> _Supplied records_

────────────────

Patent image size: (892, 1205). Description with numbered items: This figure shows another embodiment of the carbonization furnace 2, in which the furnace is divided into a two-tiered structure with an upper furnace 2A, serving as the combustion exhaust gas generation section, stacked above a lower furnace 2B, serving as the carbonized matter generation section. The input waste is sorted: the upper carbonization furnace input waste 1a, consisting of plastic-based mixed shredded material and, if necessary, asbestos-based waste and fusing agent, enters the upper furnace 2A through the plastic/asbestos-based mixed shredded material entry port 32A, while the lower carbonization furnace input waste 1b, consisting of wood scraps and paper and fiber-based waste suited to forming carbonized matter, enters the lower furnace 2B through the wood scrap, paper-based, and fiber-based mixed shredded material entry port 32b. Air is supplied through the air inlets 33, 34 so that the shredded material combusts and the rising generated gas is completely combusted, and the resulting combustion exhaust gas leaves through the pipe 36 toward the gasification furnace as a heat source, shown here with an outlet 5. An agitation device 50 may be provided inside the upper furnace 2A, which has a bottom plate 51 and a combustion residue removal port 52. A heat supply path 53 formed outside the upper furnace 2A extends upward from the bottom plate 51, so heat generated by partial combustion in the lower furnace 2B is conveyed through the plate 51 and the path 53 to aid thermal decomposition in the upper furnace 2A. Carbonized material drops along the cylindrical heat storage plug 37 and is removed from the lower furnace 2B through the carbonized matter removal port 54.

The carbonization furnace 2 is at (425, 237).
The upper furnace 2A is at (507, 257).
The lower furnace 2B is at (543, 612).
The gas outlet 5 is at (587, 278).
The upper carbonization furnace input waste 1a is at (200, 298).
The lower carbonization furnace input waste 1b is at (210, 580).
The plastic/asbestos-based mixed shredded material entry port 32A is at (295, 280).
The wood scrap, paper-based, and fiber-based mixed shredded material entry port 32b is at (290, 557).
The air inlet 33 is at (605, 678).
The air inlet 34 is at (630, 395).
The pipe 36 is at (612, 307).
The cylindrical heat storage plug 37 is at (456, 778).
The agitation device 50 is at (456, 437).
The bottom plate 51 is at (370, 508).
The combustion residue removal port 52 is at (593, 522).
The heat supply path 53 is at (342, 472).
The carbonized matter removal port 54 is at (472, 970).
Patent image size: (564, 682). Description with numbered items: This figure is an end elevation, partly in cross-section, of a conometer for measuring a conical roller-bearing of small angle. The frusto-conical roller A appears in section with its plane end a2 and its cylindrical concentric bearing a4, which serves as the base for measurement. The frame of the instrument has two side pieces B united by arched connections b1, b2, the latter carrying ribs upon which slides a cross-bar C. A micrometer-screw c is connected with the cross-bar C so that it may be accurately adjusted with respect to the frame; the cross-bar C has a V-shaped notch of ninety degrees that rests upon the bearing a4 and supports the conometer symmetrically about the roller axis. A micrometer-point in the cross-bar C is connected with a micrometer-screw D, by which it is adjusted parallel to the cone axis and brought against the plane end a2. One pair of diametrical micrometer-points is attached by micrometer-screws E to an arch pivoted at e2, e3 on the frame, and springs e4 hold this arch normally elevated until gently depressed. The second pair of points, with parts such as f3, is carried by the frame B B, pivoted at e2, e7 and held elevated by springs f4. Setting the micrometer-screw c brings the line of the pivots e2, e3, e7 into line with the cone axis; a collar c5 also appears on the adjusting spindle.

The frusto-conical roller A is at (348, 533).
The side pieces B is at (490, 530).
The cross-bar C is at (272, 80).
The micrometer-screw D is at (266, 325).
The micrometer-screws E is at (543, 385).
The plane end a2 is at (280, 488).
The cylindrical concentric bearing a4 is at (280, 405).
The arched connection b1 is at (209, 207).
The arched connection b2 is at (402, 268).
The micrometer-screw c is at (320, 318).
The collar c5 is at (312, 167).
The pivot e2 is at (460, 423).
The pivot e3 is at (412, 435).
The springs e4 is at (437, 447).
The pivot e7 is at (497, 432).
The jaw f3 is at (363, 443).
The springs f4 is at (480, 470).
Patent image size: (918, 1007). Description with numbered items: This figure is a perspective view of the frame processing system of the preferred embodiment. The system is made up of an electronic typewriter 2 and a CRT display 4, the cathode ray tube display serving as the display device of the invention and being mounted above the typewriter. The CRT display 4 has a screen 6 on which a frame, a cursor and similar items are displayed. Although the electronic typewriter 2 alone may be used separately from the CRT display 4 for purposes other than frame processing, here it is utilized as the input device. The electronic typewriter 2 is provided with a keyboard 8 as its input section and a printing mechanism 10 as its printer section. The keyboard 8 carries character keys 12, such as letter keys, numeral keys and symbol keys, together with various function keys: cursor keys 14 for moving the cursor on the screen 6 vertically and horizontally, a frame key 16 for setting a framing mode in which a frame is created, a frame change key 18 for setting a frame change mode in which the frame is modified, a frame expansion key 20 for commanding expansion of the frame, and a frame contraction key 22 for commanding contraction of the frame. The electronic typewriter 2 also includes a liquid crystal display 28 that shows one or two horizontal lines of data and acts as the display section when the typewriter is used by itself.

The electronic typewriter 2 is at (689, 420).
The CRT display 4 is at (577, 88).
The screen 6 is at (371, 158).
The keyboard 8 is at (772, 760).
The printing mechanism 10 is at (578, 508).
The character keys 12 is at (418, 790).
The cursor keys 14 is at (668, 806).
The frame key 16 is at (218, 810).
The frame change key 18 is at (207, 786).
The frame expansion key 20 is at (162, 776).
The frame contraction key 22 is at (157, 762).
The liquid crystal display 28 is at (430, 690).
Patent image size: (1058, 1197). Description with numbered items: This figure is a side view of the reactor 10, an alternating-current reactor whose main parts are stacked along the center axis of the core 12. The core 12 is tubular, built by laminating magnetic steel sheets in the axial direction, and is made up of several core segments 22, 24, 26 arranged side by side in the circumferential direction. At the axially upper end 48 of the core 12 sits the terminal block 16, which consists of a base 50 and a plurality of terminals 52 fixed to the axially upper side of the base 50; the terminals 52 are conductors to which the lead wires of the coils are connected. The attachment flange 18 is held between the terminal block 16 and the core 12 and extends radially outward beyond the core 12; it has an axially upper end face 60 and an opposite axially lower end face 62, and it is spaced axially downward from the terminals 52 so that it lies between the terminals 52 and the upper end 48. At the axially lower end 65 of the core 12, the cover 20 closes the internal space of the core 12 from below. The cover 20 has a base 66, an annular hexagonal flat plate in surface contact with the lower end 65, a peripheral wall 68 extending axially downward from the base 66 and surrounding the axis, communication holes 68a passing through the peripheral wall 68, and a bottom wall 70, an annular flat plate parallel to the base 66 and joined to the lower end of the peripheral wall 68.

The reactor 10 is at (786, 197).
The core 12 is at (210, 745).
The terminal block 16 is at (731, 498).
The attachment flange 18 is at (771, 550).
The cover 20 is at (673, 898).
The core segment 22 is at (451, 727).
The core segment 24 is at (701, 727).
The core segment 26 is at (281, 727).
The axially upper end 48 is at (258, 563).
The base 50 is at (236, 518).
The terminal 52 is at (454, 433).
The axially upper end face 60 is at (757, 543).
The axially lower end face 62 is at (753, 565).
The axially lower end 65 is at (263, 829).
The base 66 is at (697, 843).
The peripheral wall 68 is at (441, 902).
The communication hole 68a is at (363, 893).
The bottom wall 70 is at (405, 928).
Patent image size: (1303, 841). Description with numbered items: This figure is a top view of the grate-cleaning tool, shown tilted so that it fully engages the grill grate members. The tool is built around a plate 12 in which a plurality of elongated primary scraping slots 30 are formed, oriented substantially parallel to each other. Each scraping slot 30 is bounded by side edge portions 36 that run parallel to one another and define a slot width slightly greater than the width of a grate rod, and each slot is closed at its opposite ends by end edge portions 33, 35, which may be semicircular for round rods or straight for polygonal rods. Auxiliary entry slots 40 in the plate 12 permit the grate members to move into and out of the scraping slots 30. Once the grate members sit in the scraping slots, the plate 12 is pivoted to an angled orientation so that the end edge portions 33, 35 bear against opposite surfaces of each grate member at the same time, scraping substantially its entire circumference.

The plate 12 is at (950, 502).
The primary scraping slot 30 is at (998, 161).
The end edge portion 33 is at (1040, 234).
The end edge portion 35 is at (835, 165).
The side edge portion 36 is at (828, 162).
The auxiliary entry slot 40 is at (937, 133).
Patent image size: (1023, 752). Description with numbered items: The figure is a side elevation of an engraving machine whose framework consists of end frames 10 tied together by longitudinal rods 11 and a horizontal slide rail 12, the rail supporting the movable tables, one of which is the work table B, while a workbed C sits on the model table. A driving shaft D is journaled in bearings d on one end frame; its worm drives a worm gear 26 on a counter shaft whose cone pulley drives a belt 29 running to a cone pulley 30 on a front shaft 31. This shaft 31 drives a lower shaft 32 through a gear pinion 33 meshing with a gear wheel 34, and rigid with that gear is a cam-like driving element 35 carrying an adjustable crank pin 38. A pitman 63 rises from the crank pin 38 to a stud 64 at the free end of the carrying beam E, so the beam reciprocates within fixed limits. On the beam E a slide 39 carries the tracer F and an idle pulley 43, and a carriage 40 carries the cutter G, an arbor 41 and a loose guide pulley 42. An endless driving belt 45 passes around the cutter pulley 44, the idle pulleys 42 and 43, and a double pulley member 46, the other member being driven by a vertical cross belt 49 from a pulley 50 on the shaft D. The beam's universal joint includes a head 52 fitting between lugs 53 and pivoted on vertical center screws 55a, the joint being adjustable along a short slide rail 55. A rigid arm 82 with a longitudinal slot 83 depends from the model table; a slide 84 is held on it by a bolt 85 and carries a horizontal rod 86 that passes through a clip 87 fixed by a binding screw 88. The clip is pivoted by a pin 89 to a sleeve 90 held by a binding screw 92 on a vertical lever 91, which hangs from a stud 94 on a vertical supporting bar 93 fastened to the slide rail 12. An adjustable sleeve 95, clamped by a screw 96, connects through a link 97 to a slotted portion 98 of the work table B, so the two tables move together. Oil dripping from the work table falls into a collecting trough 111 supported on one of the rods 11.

────────────────

> _Task requirements_
Write out verbatim the entry lines from the one containing "Patent image size: (564, 682)." through the one containing "The arched connection b2 is at (402, 268).", inclusive.

> _Correct answer_
Patent image size: (564, 682). Description with numbered items: This figure is an end elevation, partly in cross-section, of a conometer for measuring a conical roller-bearing of small angle. The frusto-conical roller A appears in section with its plane end a2 and its cylindrical concentric bearing a4, which serves as the base for measurement. The frame of the instrument has two side pieces B united by arched connections b1, b2, the latter carrying ribs upon which slides a cross-bar C. A micrometer-screw c is connected with the cross-bar C so that it may be accurately adjusted with respect to the frame; the cross-bar C has a V-shaped notch of ninety degrees that rests upon the bearing a4 and supports the conometer symmetrically about the roller axis. A micrometer-point in the cross-bar C is connected with a micrometer-screw D, by which it is adjusted parallel to the cone axis and brought against the plane end a2. One pair of diametrical micrometer-points is attached by micrometer-screws E to an arch pivoted at e2, e3 on the frame, and springs e4 hold this arch normally elevated until gently depressed. The second pair of points, with parts such as f3, is carried by the frame B B, pivoted at e2, e7 and held elevated by springs f4. Setting the micrometer-screw c brings the line of the pivots e2, e3, e7 into line with the cone axis; a collar c5 also appears on the adjusting spindle.

The frusto-conical roller A is at (348, 533).
The side pieces B is at (490, 530).
The cross-bar C is at (272, 80).
The micrometer-screw D is at (266, 325).
The micrometer-screws E is at (543, 385).
The plane end a2 is at (280, 488).
The cylindrical concentric bearing a4 is at (280, 405).
The arched connection b1 is at (209, 207).
The arched connection b2 is at (402, 268).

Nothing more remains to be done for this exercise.